## Objective
Pull each line holding "stehet" out of the entries below.

Stored records:

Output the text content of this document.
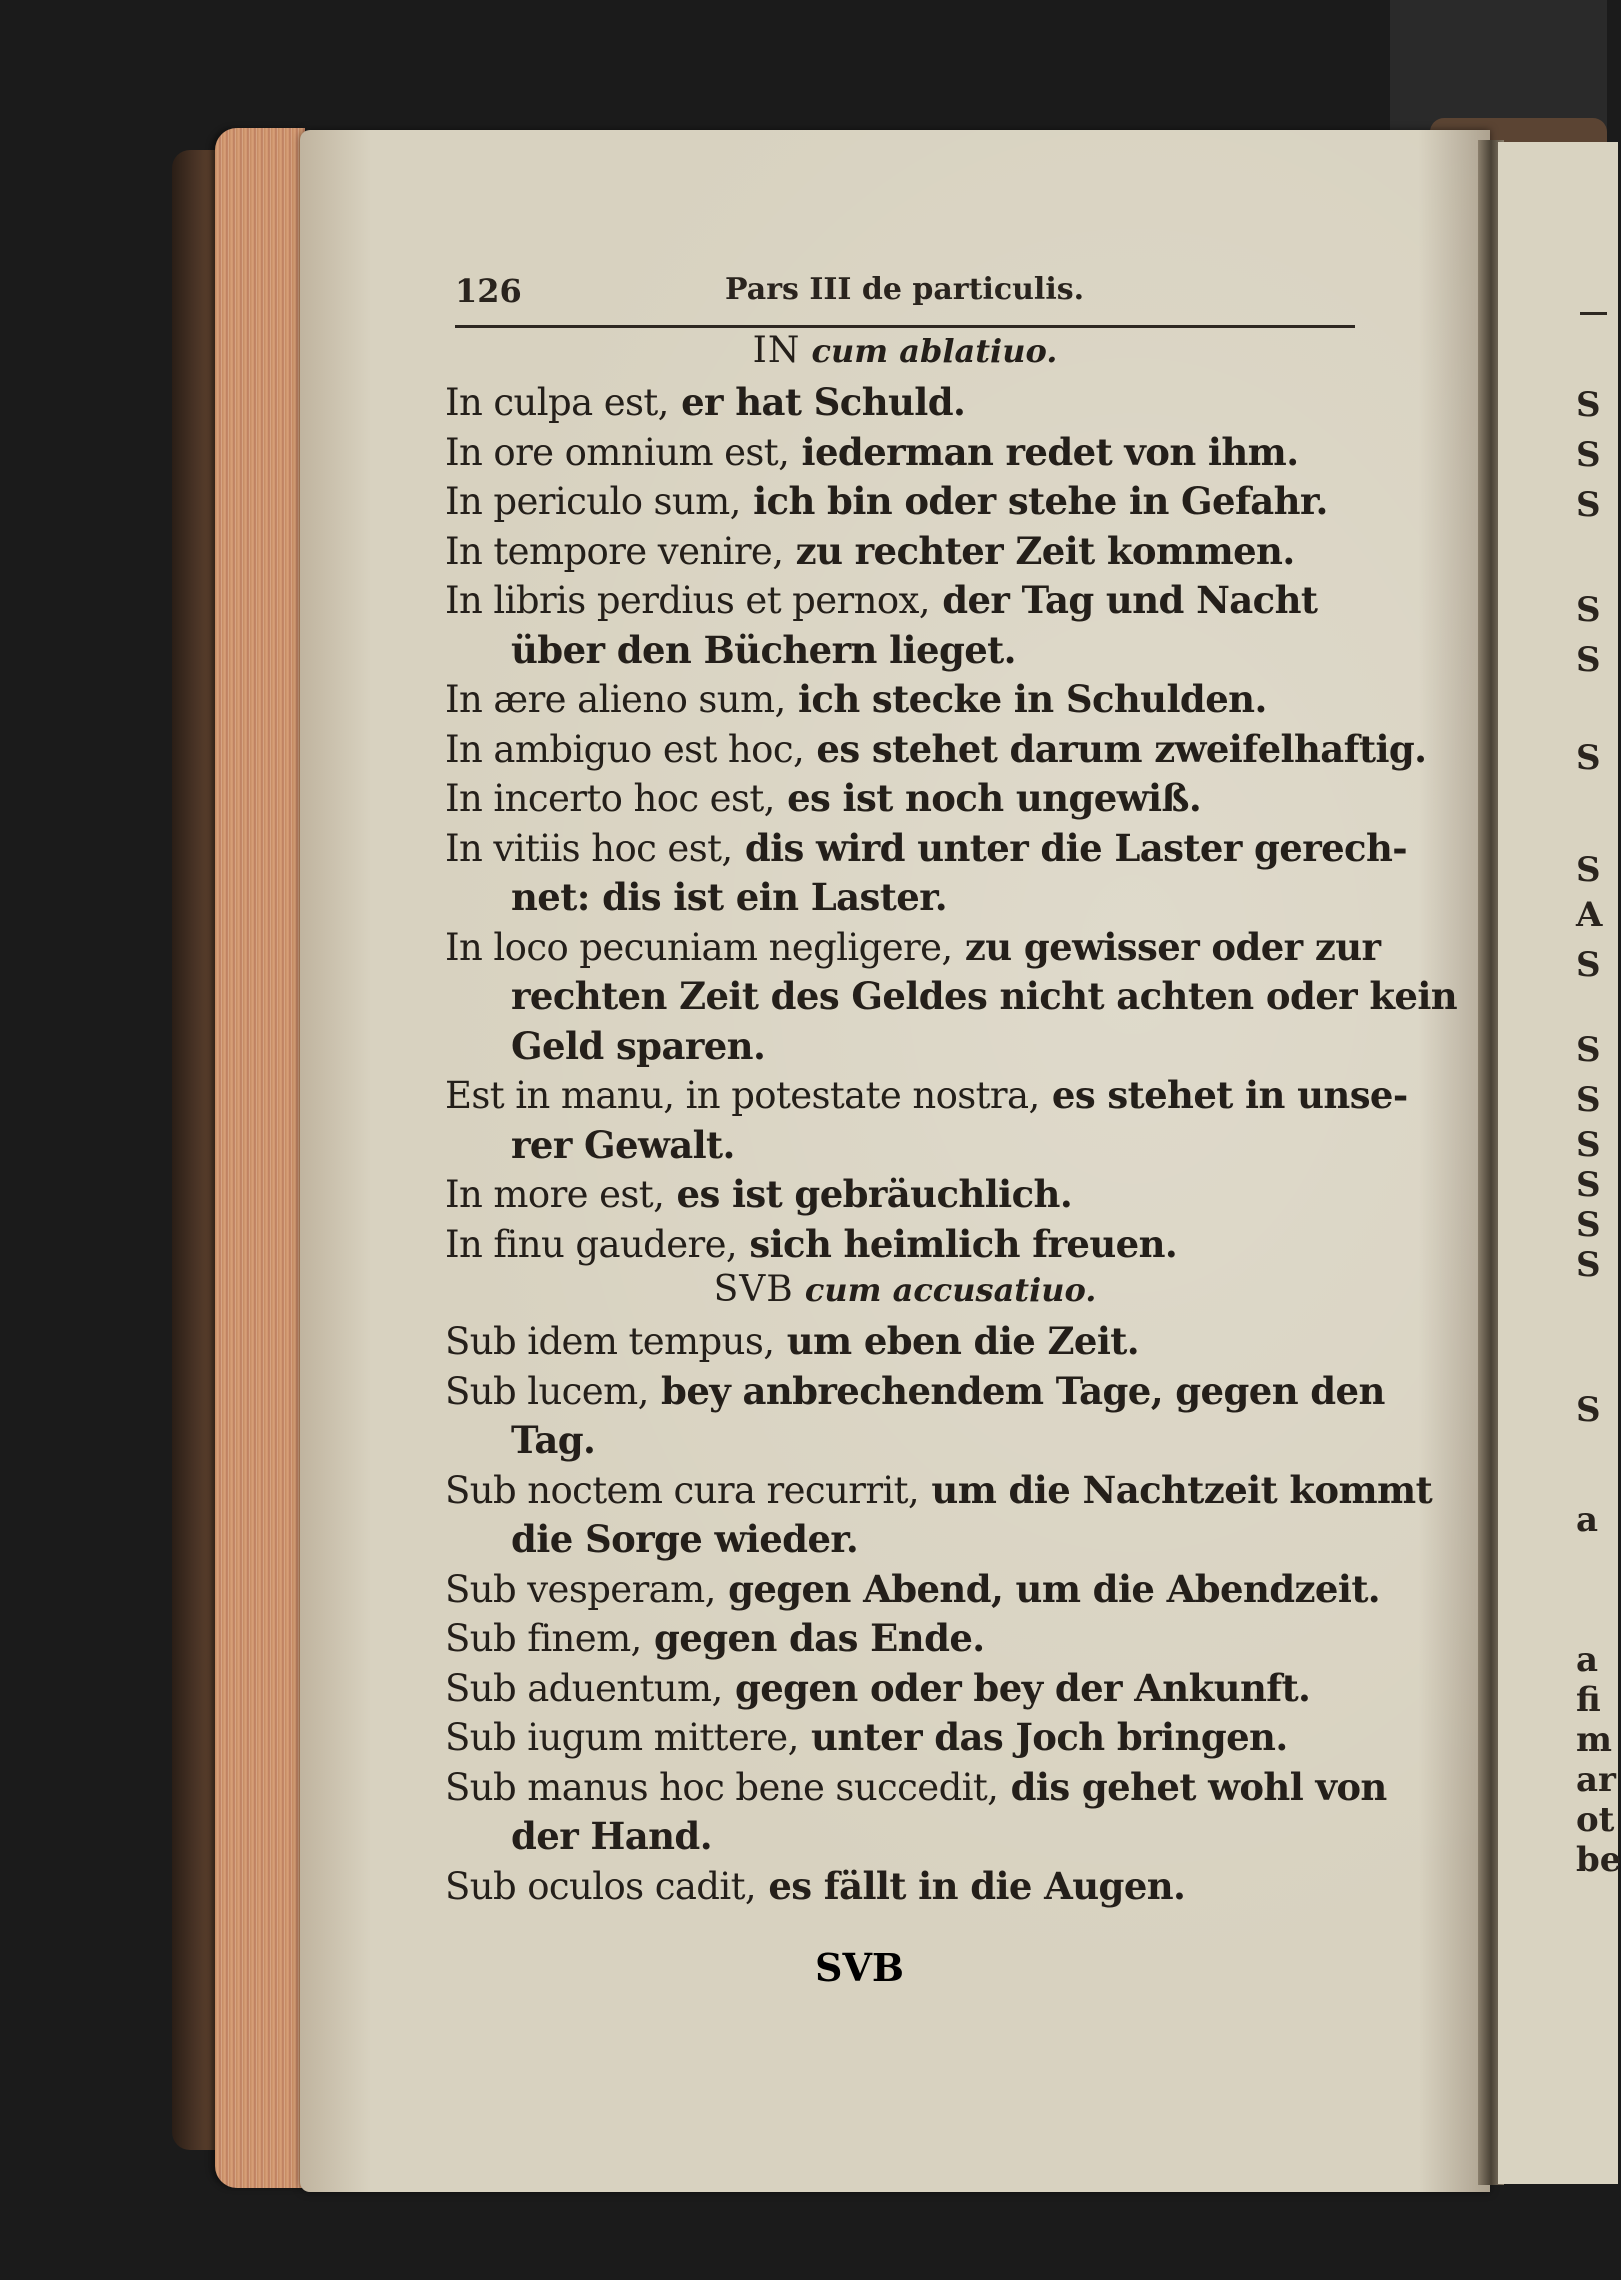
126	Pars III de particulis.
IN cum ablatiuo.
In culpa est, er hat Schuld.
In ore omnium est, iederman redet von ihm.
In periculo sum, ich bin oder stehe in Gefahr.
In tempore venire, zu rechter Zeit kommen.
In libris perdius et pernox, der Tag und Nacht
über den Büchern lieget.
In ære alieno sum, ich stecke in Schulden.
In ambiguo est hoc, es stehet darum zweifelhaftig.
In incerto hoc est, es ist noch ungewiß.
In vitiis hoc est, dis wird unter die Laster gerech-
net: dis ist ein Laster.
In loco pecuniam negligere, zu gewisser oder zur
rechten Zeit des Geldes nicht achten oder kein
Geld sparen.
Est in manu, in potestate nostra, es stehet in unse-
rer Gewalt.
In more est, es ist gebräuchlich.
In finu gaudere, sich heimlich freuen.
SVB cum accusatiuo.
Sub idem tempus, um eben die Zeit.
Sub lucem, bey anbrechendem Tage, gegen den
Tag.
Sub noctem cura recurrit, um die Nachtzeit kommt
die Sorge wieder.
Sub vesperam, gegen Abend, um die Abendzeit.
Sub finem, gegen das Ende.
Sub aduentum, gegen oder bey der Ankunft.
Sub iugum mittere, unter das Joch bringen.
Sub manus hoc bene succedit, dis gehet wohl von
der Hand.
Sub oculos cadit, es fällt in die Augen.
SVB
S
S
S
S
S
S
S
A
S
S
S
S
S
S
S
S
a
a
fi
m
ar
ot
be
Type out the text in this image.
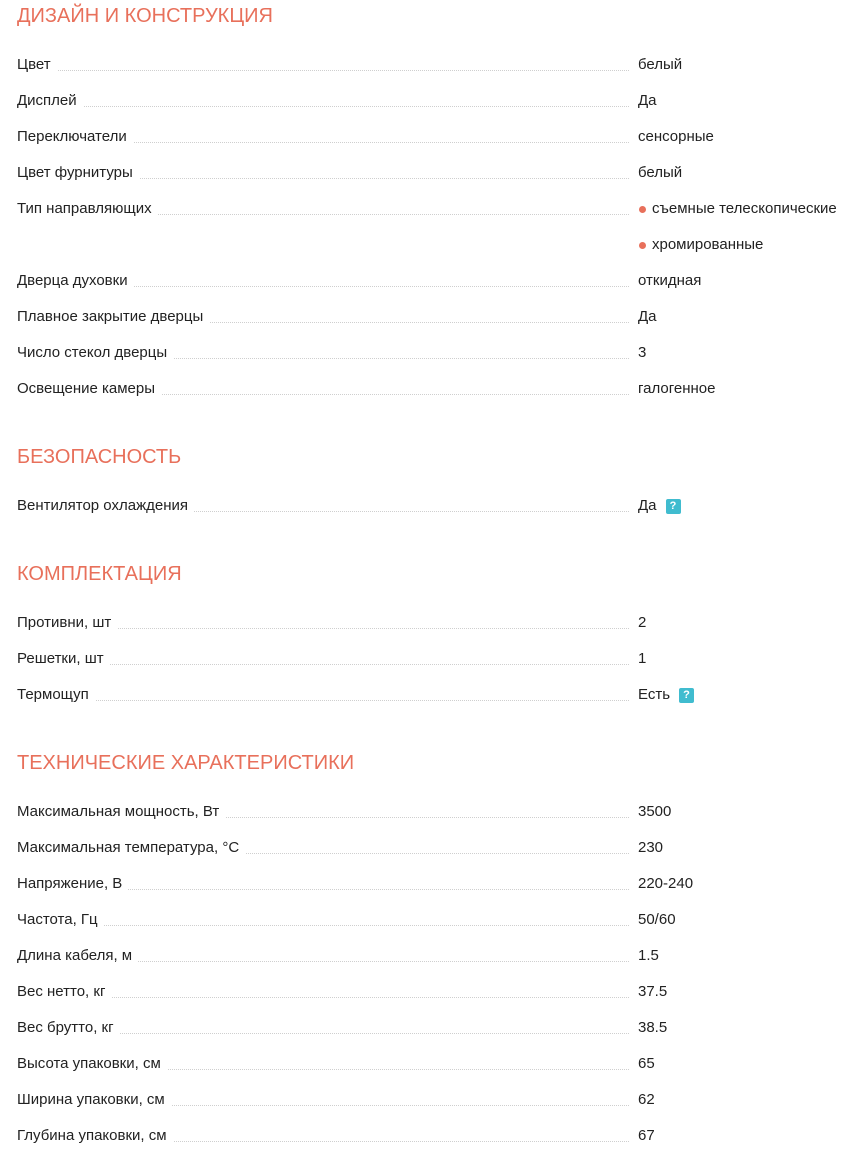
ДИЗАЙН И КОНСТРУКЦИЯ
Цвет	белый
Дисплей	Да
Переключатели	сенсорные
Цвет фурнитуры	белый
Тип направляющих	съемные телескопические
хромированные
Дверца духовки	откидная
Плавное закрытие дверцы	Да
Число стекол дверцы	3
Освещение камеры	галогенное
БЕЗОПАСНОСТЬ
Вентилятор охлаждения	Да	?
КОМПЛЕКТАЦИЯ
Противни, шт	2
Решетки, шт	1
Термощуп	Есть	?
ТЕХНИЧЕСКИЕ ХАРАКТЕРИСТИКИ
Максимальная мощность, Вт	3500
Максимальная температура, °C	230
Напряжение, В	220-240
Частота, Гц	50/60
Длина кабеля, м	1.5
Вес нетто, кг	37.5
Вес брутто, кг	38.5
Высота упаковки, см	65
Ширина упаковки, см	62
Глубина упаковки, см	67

## Task answer
In ambiguo est hoc, es stehet darum zweifelhaftig.
Est in manu, in potestate nostra, es stehet in unse-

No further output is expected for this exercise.